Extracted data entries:
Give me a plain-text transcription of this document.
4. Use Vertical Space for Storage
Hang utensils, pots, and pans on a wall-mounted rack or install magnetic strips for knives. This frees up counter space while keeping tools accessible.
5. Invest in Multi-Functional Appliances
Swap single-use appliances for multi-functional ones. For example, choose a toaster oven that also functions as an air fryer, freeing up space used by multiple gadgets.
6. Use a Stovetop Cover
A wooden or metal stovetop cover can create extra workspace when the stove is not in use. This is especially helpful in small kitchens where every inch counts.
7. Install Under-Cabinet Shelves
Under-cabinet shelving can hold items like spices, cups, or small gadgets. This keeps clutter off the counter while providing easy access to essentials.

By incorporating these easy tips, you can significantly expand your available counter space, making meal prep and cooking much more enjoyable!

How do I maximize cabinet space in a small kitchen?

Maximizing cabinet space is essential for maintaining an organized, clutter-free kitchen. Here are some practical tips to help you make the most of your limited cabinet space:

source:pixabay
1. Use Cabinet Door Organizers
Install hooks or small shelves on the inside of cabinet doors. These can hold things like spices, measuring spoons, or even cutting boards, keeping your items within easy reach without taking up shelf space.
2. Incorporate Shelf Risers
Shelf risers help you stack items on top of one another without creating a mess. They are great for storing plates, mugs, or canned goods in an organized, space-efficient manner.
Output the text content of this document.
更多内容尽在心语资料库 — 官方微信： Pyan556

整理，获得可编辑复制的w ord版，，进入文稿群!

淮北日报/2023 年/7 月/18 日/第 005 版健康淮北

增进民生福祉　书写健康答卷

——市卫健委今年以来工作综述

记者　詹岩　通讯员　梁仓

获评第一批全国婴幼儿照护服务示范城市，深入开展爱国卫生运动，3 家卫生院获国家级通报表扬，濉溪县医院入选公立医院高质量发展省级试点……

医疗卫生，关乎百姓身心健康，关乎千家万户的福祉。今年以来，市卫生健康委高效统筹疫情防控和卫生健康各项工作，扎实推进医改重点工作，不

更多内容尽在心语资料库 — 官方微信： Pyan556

* [Directive]:
The records above should be returned exactly.

* [The output]:
Give me a plain-text transcription of this document.
4. Use Vertical Space for Storage
Hang utensils, pots, and pans on a wall-mounted rack or install magnetic strips for knives. This frees up counter space while keeping tools accessible.
5. Invest in Multi-Functional Appliances
Swap single-use appliances for multi-functional ones. For example, choose a toaster oven that also functions as an air fryer, freeing up space used by multiple gadgets.
6. Use a Stovetop Cover
A wooden or metal stovetop cover can create extra workspace when the stove is not in use. This is especially helpful in small kitchens where every inch counts.
7. Install Under-Cabinet Shelves
Under-cabinet shelving can hold items like spices, cups, or small gadgets. This keeps clutter off the counter while providing easy access to essentials.

By incorporating these easy tips, you can significantly expand your available counter space, making meal prep and cooking much more enjoyable!

How do I maximize cabinet space in a small kitchen?

Maximizing cabinet space is essential for maintaining an organized, clutter-free kitchen. Here are some practical tips to help you make the most of your limited cabinet space:

source:pixabay
1. Use Cabinet Door Organizers
Install hooks or small shelves on the inside of cabinet doors. These can hold things like spices, measuring spoons, or even cutting boards, keeping your items within easy reach without taking up shelf space.
2. Incorporate Shelf Risers
Shelf risers help you stack items on top of one another without creating a mess. They are great for storing plates, mugs, or canned goods in an organized, space-efficient manner.
Output the text content of this document.
更多内容尽在心语资料库 — 官方微信： Pyan556

整理，获得可编辑复制的w ord版，，进入文稿群!

淮北日报/2023 年/7 月/18 日/第 005 版健康淮北

增进民生福祉　书写健康答卷

——市卫健委今年以来工作综述

记者　詹岩　通讯员　梁仓

获评第一批全国婴幼儿照护服务示范城市，深入开展爱国卫生运动，3 家卫生院获国家级通报表扬，濉溪县医院入选公立医院高质量发展省级试点……

医疗卫生，关乎百姓身心健康，关乎千家万户的福祉。今年以来，市卫生健康委高效统筹疫情防控和卫生健康各项工作，扎实推进医改重点工作，不

更多内容尽在心语资料库 — 官方微信： Pyan556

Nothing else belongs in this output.